Exercise goal: Transcribe all the entries word for word, but omit the images.

Data for processing:
◆ ◆ ◆ ◆ ◆ ◆ ◆

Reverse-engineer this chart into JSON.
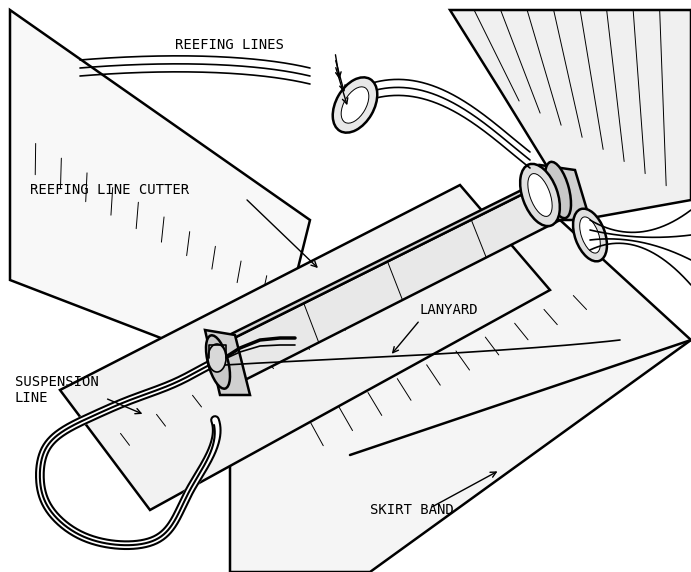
{
  "background_color": "#ffffff",
  "figsize": [
    6.91,
    5.72
  ],
  "dpi": 100,
  "labels": {
    "reefing_lines": "REEFING LINES",
    "reefing_line_cutter": "REEFING LINE CUTTER",
    "suspension_line": "SUSPENSION\nLINE",
    "lanyard": "LANYARD",
    "skirt_band": "SKIRT BAND"
  },
  "font_size": 10,
  "font_family": "monospace"
}
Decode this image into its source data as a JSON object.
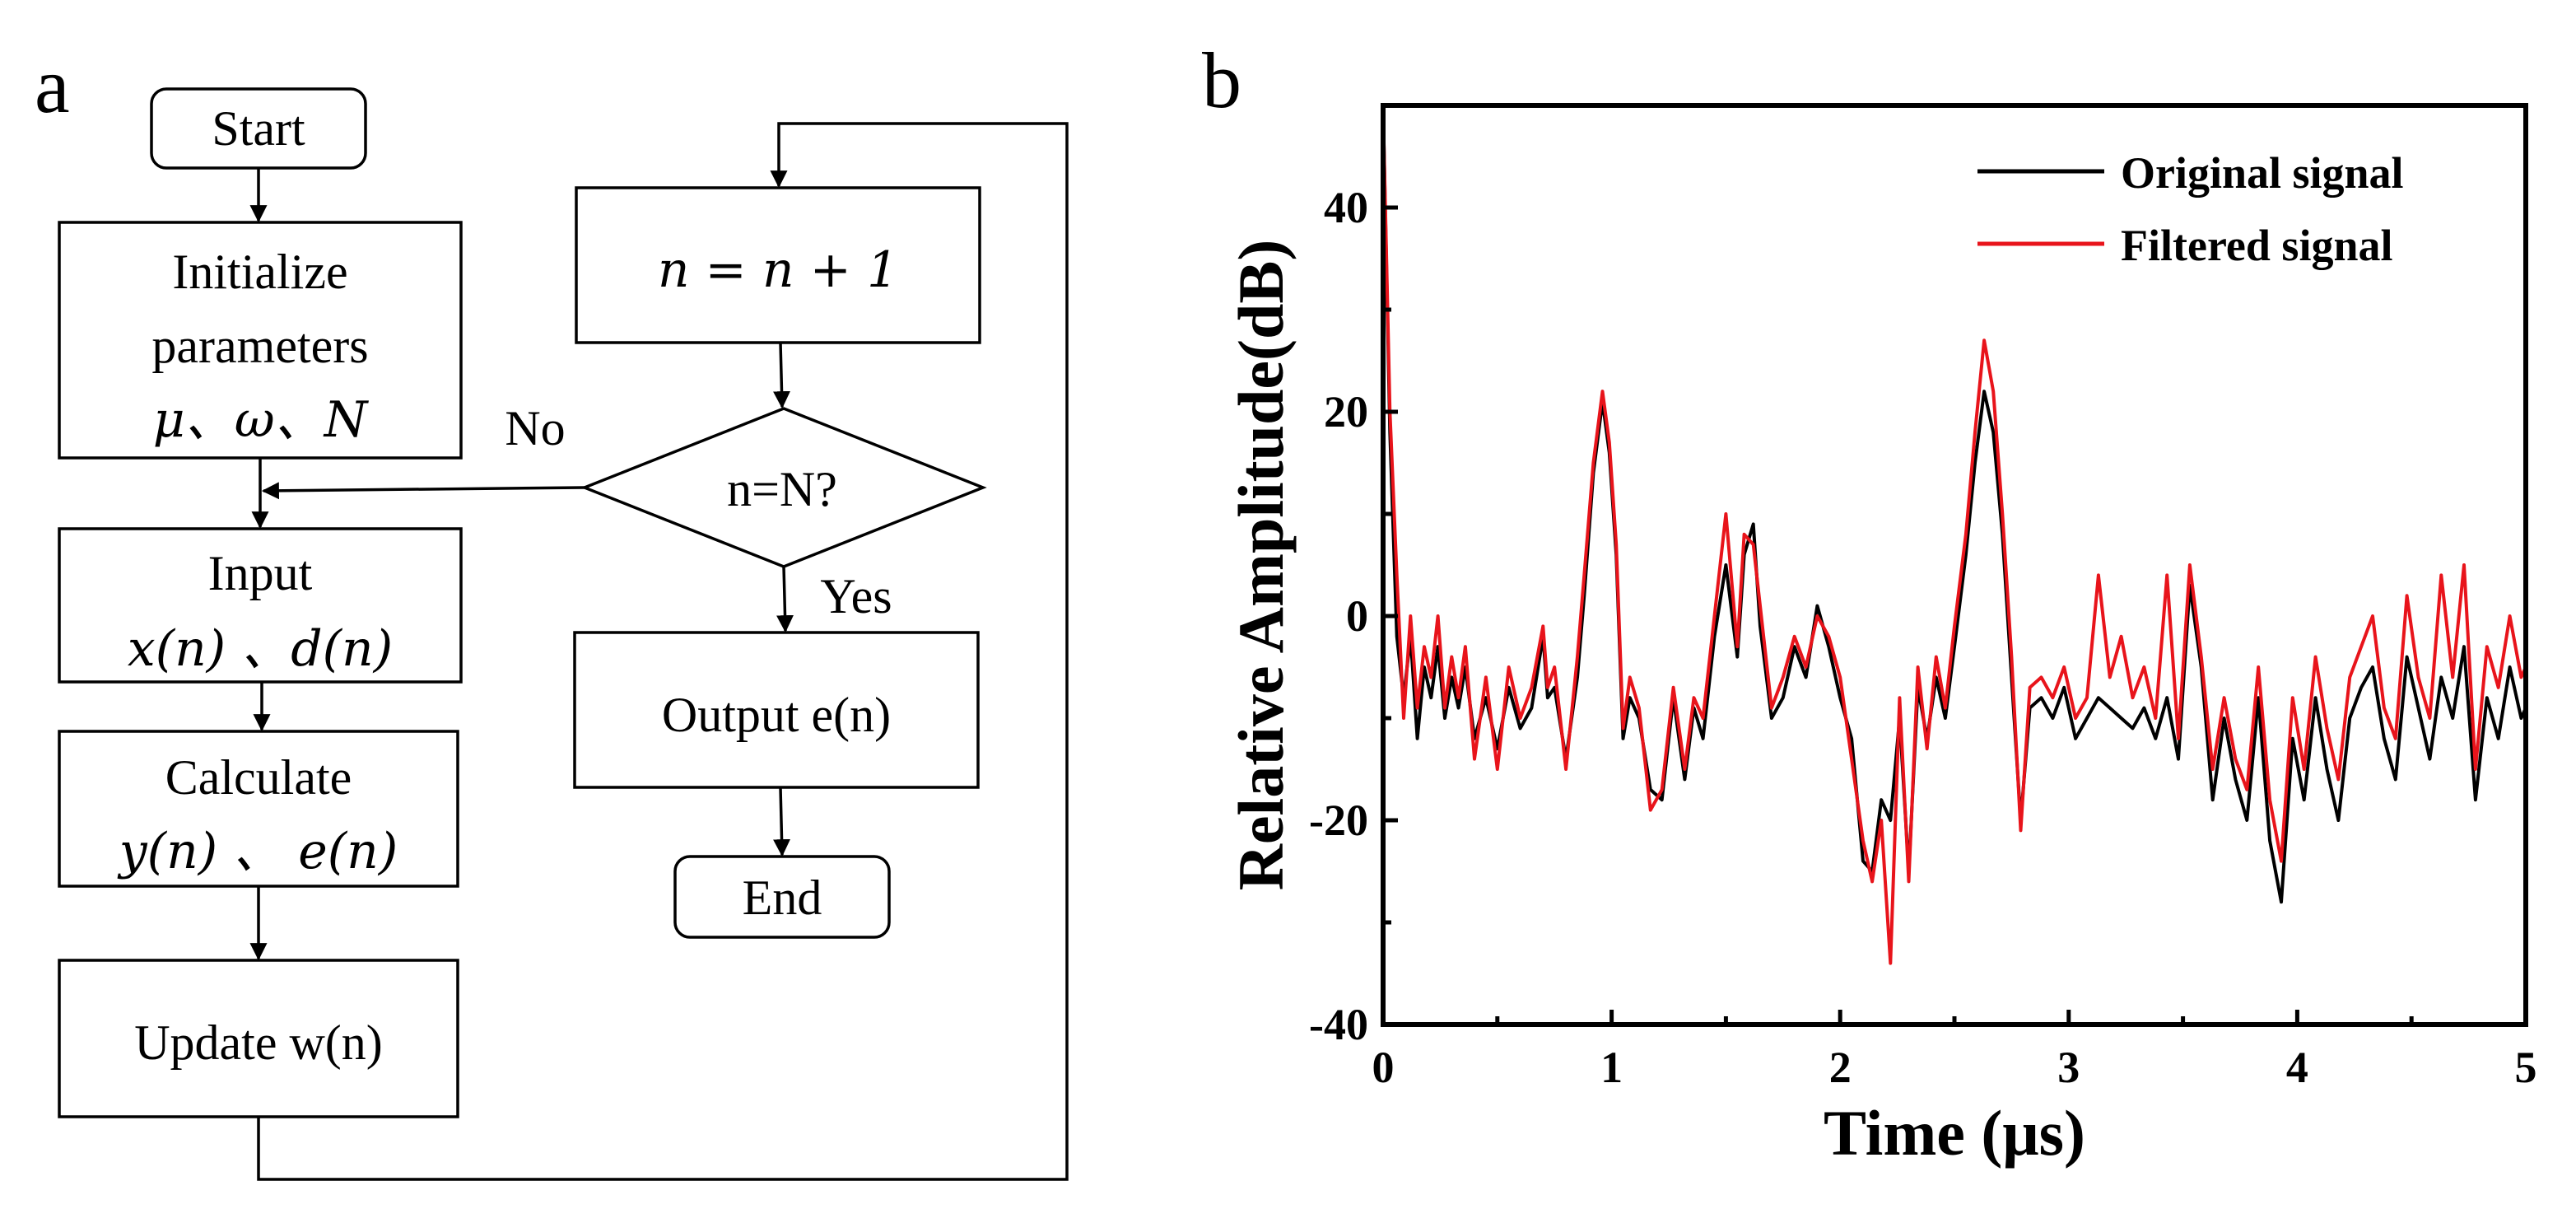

◆ ◆ ◆ ◆ ◆ ◆ ◆

Completed exercise:
Reverse-engineer this chart into JSON.
{
  "background_color": "#ffffff",
  "figsize": [
    6.91,
    5.72
  ],
  "dpi": 100,
  "labels": {
    "reefing_lines": "REEFING LINES",
    "reefing_line_cutter": "REEFING LINE CUTTER",
    "suspension_line": "SUSPENSION\nLINE",
    "lanyard": "LANYARD",
    "skirt_band": "SKIRT BAND"
  },
  "font_size": 10,
  "font_family": "monospace"
}
Decode this image into its source data as a JSON object.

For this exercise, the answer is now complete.